Data records:
>> begin
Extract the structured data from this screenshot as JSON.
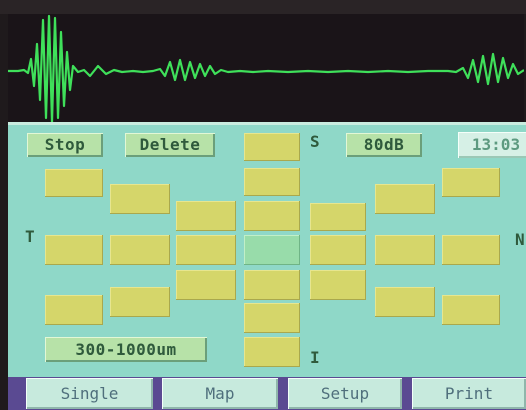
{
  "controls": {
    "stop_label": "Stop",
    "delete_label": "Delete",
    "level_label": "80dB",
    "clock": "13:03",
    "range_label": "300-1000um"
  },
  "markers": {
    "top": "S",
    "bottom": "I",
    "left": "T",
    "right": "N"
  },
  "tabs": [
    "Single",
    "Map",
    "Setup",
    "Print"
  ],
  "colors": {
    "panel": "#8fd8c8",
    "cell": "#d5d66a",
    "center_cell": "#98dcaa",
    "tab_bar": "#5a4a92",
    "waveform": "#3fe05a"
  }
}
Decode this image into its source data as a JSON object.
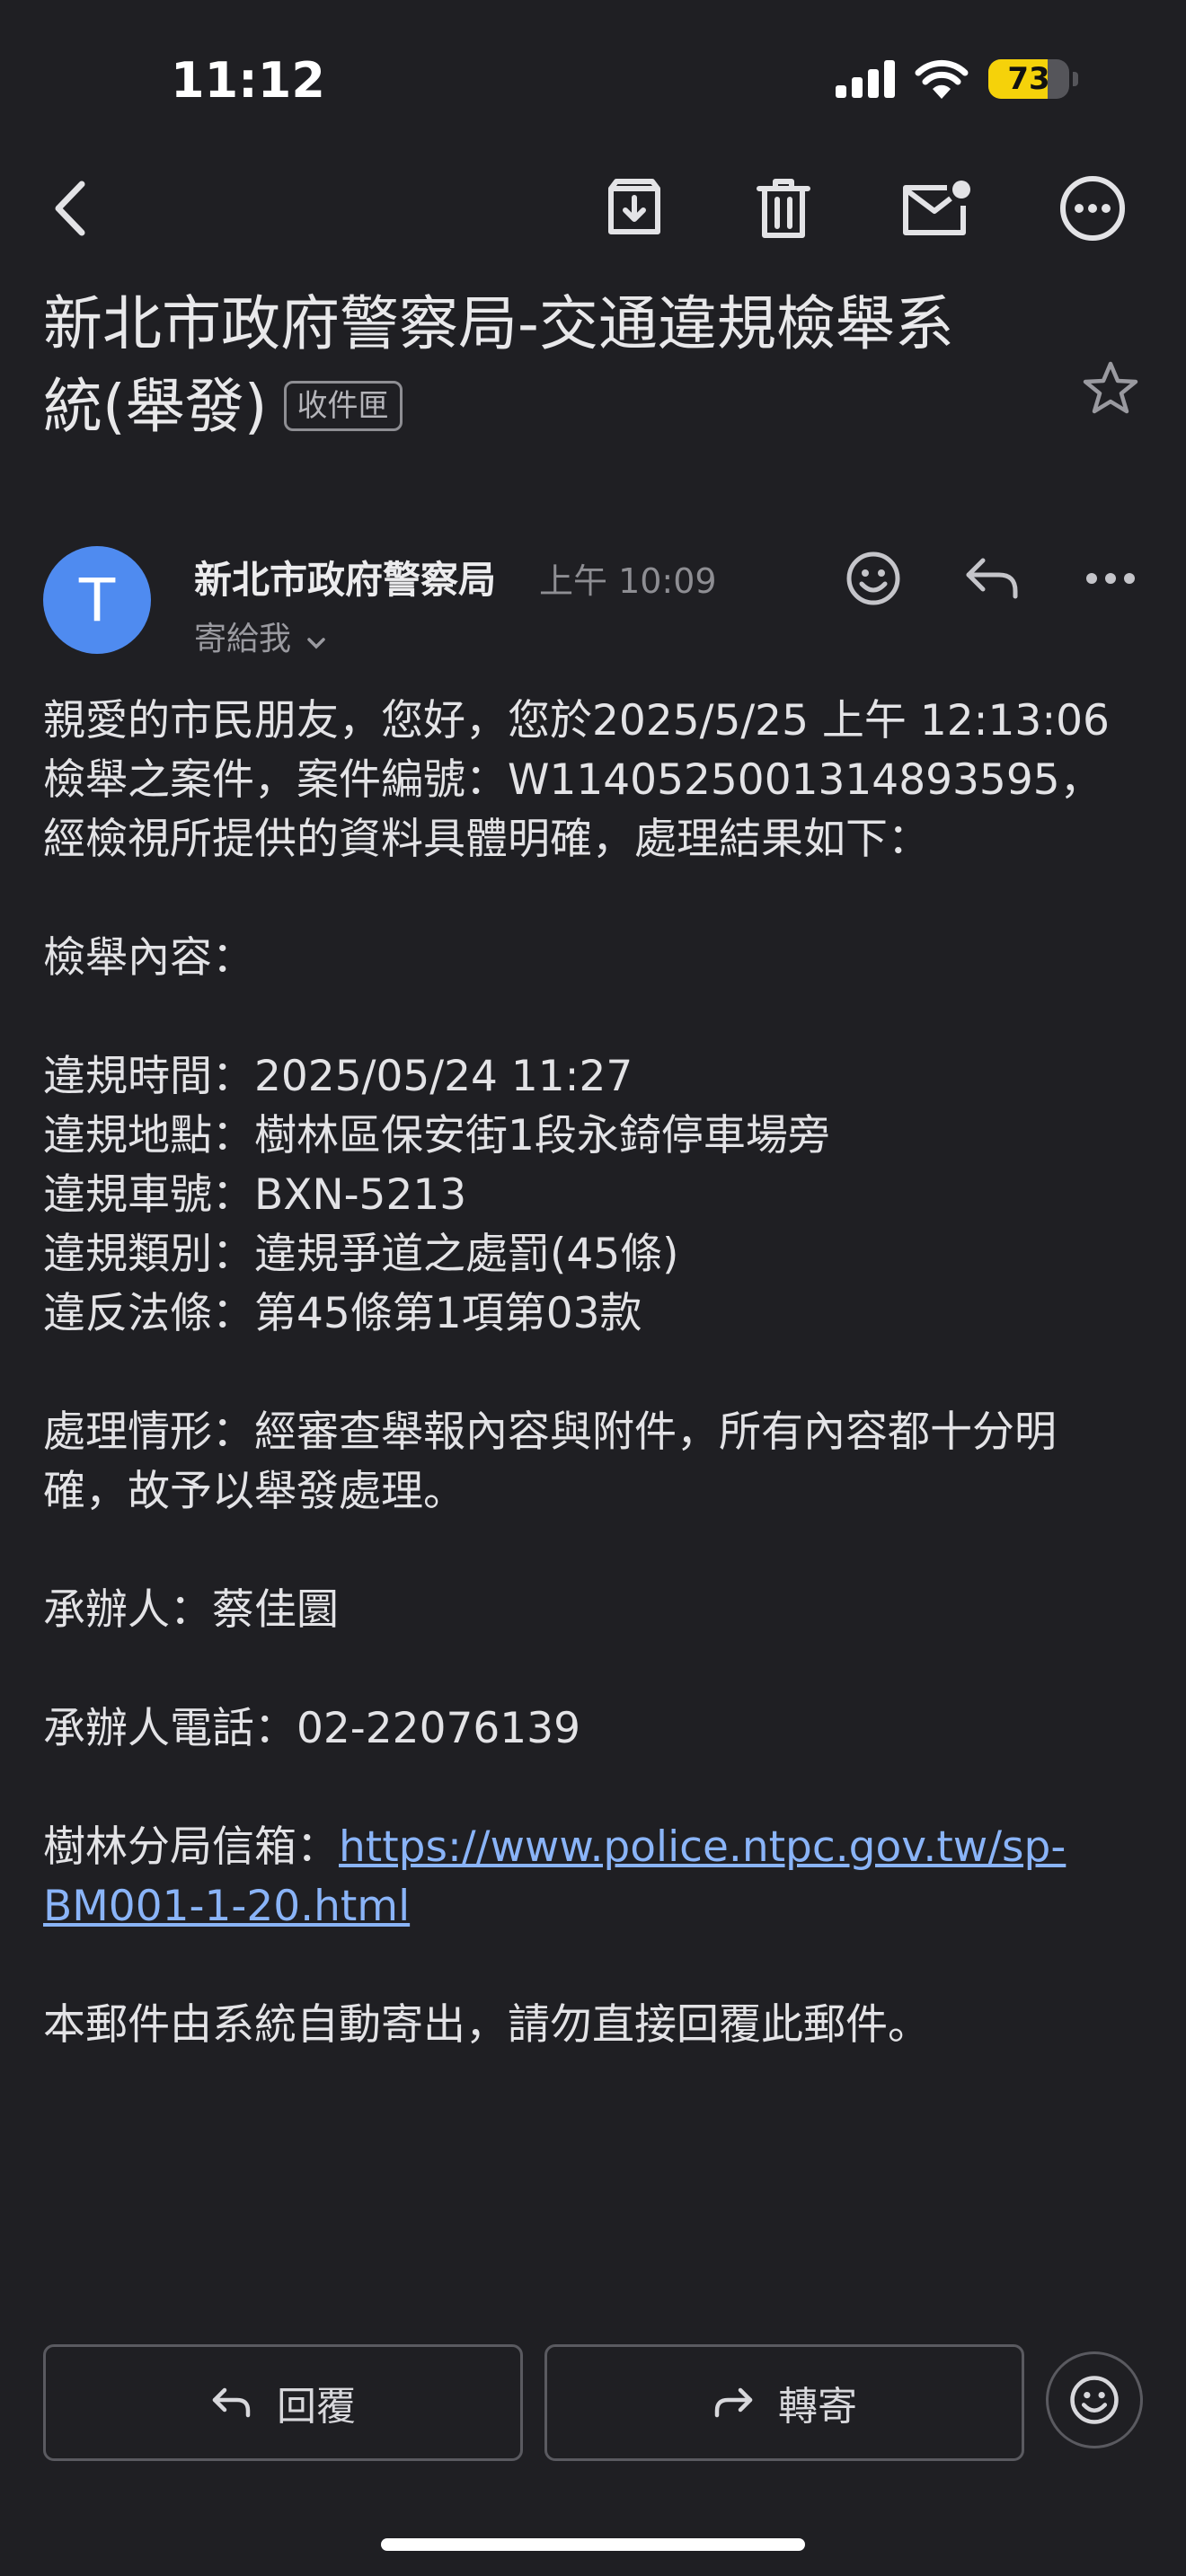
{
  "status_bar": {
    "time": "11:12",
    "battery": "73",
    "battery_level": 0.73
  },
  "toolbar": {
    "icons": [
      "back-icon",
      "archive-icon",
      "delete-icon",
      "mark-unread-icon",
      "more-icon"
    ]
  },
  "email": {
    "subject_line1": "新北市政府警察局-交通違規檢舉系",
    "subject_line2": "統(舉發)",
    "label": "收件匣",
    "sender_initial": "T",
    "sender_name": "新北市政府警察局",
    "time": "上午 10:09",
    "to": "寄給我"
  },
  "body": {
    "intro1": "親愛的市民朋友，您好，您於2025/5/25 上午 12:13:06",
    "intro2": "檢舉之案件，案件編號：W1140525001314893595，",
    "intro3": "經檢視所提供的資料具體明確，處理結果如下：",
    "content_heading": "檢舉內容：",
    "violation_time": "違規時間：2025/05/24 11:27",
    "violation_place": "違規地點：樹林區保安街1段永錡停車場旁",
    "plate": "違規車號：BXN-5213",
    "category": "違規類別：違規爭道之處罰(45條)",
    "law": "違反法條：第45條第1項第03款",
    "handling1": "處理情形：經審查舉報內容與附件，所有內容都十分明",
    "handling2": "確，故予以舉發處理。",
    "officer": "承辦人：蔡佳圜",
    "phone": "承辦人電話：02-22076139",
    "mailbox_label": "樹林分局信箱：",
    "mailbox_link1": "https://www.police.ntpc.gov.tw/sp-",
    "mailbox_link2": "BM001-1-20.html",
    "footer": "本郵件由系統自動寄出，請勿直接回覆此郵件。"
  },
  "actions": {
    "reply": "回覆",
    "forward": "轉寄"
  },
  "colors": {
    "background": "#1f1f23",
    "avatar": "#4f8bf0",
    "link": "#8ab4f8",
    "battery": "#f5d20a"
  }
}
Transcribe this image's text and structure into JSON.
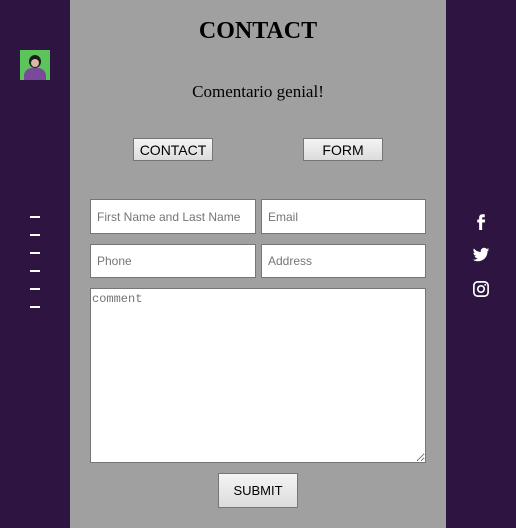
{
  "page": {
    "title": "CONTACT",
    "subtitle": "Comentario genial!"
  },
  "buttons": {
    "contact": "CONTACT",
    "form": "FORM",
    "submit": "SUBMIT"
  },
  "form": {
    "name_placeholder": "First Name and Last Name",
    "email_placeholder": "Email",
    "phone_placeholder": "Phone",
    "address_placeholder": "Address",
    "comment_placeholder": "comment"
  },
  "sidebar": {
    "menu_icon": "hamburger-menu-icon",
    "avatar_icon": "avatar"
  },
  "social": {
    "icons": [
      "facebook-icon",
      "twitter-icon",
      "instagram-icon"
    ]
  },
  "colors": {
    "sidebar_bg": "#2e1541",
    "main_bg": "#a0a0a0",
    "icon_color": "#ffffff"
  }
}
>> end
▶ [Task description]
Only the lines from the one containing "Transcribe this image's" through the last line of the data belong in the copy, both included and reproduced exactly. Pictures do not.

▶ [Task result]
Transcribe this image's text and structure into JSON.
{
  "page": {
    "title": "CONTACT",
    "subtitle": "Comentario genial!"
  },
  "buttons": {
    "contact": "CONTACT",
    "form": "FORM",
    "submit": "SUBMIT"
  },
  "form": {
    "name_placeholder": "First Name and Last Name",
    "email_placeholder": "Email",
    "phone_placeholder": "Phone",
    "address_placeholder": "Address",
    "comment_placeholder": "comment"
  },
  "sidebar": {
    "menu_icon": "hamburger-menu-icon",
    "avatar_icon": "avatar"
  },
  "social": {
    "icons": [
      "facebook-icon",
      "twitter-icon",
      "instagram-icon"
    ]
  },
  "colors": {
    "sidebar_bg": "#2e1541",
    "main_bg": "#a0a0a0",
    "icon_color": "#ffffff"
  }
}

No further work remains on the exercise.